[Entries taken from a collection]

=== Section Start ===

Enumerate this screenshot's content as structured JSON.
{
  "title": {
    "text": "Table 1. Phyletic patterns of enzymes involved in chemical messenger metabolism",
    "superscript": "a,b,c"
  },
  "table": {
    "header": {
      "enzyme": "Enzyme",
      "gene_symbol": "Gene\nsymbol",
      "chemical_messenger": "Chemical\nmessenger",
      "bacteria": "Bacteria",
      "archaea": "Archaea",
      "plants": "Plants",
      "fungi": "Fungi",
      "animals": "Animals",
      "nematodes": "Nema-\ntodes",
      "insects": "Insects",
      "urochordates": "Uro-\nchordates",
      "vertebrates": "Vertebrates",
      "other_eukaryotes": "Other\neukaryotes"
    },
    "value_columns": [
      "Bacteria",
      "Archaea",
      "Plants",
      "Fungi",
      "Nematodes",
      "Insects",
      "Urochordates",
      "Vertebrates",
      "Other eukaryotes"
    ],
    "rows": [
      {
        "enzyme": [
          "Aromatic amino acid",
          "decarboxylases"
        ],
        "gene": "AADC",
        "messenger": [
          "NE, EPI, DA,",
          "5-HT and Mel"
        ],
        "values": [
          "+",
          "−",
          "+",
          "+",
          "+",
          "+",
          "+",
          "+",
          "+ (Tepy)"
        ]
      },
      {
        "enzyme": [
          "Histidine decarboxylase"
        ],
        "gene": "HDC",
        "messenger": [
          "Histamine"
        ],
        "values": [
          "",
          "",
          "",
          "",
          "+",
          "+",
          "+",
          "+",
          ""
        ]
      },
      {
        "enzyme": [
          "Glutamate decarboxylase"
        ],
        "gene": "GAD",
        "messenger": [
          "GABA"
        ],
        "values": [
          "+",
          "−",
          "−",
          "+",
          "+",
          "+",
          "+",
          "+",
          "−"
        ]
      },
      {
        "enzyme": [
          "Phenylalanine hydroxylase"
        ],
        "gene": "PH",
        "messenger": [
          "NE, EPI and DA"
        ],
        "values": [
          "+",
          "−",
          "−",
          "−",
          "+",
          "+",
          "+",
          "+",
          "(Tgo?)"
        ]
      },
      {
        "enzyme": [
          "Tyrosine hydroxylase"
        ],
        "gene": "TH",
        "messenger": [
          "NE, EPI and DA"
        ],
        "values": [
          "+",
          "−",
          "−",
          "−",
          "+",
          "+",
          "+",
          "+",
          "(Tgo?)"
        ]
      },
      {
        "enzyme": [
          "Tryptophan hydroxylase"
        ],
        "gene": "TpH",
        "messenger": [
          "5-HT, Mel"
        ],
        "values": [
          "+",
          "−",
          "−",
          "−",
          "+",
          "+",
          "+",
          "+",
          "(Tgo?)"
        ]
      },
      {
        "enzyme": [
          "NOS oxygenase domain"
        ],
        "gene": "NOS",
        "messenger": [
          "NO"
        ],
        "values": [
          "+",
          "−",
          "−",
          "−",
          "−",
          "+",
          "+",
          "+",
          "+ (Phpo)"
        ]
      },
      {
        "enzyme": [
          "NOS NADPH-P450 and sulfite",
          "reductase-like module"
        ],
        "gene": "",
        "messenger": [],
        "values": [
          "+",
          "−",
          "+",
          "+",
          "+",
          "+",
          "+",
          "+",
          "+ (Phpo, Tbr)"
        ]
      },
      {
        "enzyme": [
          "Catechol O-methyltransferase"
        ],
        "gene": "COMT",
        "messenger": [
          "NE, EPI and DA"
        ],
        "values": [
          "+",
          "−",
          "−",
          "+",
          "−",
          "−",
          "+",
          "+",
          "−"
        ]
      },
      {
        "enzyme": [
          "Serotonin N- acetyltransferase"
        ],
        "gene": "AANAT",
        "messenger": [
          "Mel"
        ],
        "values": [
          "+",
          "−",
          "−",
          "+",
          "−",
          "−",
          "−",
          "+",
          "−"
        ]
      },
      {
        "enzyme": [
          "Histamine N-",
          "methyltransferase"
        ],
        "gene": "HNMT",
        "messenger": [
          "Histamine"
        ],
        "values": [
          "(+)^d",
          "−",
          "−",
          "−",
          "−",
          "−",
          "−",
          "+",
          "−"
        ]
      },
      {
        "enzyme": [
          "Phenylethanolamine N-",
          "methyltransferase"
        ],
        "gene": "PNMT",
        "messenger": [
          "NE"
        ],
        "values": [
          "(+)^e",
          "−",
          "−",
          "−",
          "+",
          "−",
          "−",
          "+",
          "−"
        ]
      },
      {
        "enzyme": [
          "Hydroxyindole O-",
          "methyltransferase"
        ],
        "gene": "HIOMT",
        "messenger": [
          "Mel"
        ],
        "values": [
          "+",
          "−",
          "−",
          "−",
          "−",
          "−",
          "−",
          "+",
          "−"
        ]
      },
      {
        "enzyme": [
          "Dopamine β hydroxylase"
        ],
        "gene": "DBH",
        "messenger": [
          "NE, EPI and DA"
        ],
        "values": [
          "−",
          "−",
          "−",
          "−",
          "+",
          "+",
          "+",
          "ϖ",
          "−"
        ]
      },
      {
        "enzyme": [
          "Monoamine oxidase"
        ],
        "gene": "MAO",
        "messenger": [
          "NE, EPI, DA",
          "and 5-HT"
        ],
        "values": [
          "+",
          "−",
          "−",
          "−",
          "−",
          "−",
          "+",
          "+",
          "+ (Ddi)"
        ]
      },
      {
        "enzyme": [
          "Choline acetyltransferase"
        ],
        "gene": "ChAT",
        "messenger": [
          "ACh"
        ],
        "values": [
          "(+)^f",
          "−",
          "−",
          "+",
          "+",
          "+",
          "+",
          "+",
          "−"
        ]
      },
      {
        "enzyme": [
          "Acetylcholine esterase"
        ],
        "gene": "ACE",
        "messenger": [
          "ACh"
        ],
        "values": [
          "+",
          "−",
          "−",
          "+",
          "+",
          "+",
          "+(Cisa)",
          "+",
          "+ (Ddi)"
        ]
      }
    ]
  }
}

=== Section End ===

Each record must be duplicated exactly, with none missing.

SOLUTION.
Enumerate this screenshot's content as structured JSON.
{
  "title": {
    "text": "Table 1. Phyletic patterns of enzymes involved in chemical messenger metabolism",
    "superscript": "a,b,c"
  },
  "table": {
    "header": {
      "enzyme": "Enzyme",
      "gene_symbol": "Gene\nsymbol",
      "chemical_messenger": "Chemical\nmessenger",
      "bacteria": "Bacteria",
      "archaea": "Archaea",
      "plants": "Plants",
      "fungi": "Fungi",
      "animals": "Animals",
      "nematodes": "Nema-\ntodes",
      "insects": "Insects",
      "urochordates": "Uro-\nchordates",
      "vertebrates": "Vertebrates",
      "other_eukaryotes": "Other\neukaryotes"
    },
    "value_columns": [
      "Bacteria",
      "Archaea",
      "Plants",
      "Fungi",
      "Nematodes",
      "Insects",
      "Urochordates",
      "Vertebrates",
      "Other eukaryotes"
    ],
    "rows": [
      {
        "enzyme": [
          "Aromatic amino acid",
          "decarboxylases"
        ],
        "gene": "AADC",
        "messenger": [
          "NE, EPI, DA,",
          "5-HT and Mel"
        ],
        "values": [
          "+",
          "−",
          "+",
          "+",
          "+",
          "+",
          "+",
          "+",
          "+ (Tepy)"
        ]
      },
      {
        "enzyme": [
          "Histidine decarboxylase"
        ],
        "gene": "HDC",
        "messenger": [
          "Histamine"
        ],
        "values": [
          "",
          "",
          "",
          "",
          "+",
          "+",
          "+",
          "+",
          ""
        ]
      },
      {
        "enzyme": [
          "Glutamate decarboxylase"
        ],
        "gene": "GAD",
        "messenger": [
          "GABA"
        ],
        "values": [
          "+",
          "−",
          "−",
          "+",
          "+",
          "+",
          "+",
          "+",
          "−"
        ]
      },
      {
        "enzyme": [
          "Phenylalanine hydroxylase"
        ],
        "gene": "PH",
        "messenger": [
          "NE, EPI and DA"
        ],
        "values": [
          "+",
          "−",
          "−",
          "−",
          "+",
          "+",
          "+",
          "+",
          "(Tgo?)"
        ]
      },
      {
        "enzyme": [
          "Tyrosine hydroxylase"
        ],
        "gene": "TH",
        "messenger": [
          "NE, EPI and DA"
        ],
        "values": [
          "+",
          "−",
          "−",
          "−",
          "+",
          "+",
          "+",
          "+",
          "(Tgo?)"
        ]
      },
      {
        "enzyme": [
          "Tryptophan hydroxylase"
        ],
        "gene": "TpH",
        "messenger": [
          "5-HT, Mel"
        ],
        "values": [
          "+",
          "−",
          "−",
          "−",
          "+",
          "+",
          "+",
          "+",
          "(Tgo?)"
        ]
      },
      {
        "enzyme": [
          "NOS oxygenase domain"
        ],
        "gene": "NOS",
        "messenger": [
          "NO"
        ],
        "values": [
          "+",
          "−",
          "−",
          "−",
          "−",
          "+",
          "+",
          "+",
          "+ (Phpo)"
        ]
      },
      {
        "enzyme": [
          "NOS NADPH-P450 and sulfite",
          "reductase-like module"
        ],
        "gene": "",
        "messenger": [],
        "values": [
          "+",
          "−",
          "+",
          "+",
          "+",
          "+",
          "+",
          "+",
          "+ (Phpo, Tbr)"
        ]
      },
      {
        "enzyme": [
          "Catechol O-methyltransferase"
        ],
        "gene": "COMT",
        "messenger": [
          "NE, EPI and DA"
        ],
        "values": [
          "+",
          "−",
          "−",
          "+",
          "−",
          "−",
          "+",
          "+",
          "−"
        ]
      },
      {
        "enzyme": [
          "Serotonin N- acetyltransferase"
        ],
        "gene": "AANAT",
        "messenger": [
          "Mel"
        ],
        "values": [
          "+",
          "−",
          "−",
          "+",
          "−",
          "−",
          "−",
          "+",
          "−"
        ]
      },
      {
        "enzyme": [
          "Histamine N-",
          "methyltransferase"
        ],
        "gene": "HNMT",
        "messenger": [
          "Histamine"
        ],
        "values": [
          "(+)^d",
          "−",
          "−",
          "−",
          "−",
          "−",
          "−",
          "+",
          "−"
        ]
      },
      {
        "enzyme": [
          "Phenylethanolamine N-",
          "methyltransferase"
        ],
        "gene": "PNMT",
        "messenger": [
          "NE"
        ],
        "values": [
          "(+)^e",
          "−",
          "−",
          "−",
          "+",
          "−",
          "−",
          "+",
          "−"
        ]
      },
      {
        "enzyme": [
          "Hydroxyindole O-",
          "methyltransferase"
        ],
        "gene": "HIOMT",
        "messenger": [
          "Mel"
        ],
        "values": [
          "+",
          "−",
          "−",
          "−",
          "−",
          "−",
          "−",
          "+",
          "−"
        ]
      },
      {
        "enzyme": [
          "Dopamine β hydroxylase"
        ],
        "gene": "DBH",
        "messenger": [
          "NE, EPI and DA"
        ],
        "values": [
          "−",
          "−",
          "−",
          "−",
          "+",
          "+",
          "+",
          "ϖ",
          "−"
        ]
      },
      {
        "enzyme": [
          "Monoamine oxidase"
        ],
        "gene": "MAO",
        "messenger": [
          "NE, EPI, DA",
          "and 5-HT"
        ],
        "values": [
          "+",
          "−",
          "−",
          "−",
          "−",
          "−",
          "+",
          "+",
          "+ (Ddi)"
        ]
      },
      {
        "enzyme": [
          "Choline acetyltransferase"
        ],
        "gene": "ChAT",
        "messenger": [
          "ACh"
        ],
        "values": [
          "(+)^f",
          "−",
          "−",
          "+",
          "+",
          "+",
          "+",
          "+",
          "−"
        ]
      },
      {
        "enzyme": [
          "Acetylcholine esterase"
        ],
        "gene": "ACE",
        "messenger": [
          "ACh"
        ],
        "values": [
          "+",
          "−",
          "−",
          "+",
          "+",
          "+",
          "+(Cisa)",
          "+",
          "+ (Ddi)"
        ]
      }
    ]
  }
}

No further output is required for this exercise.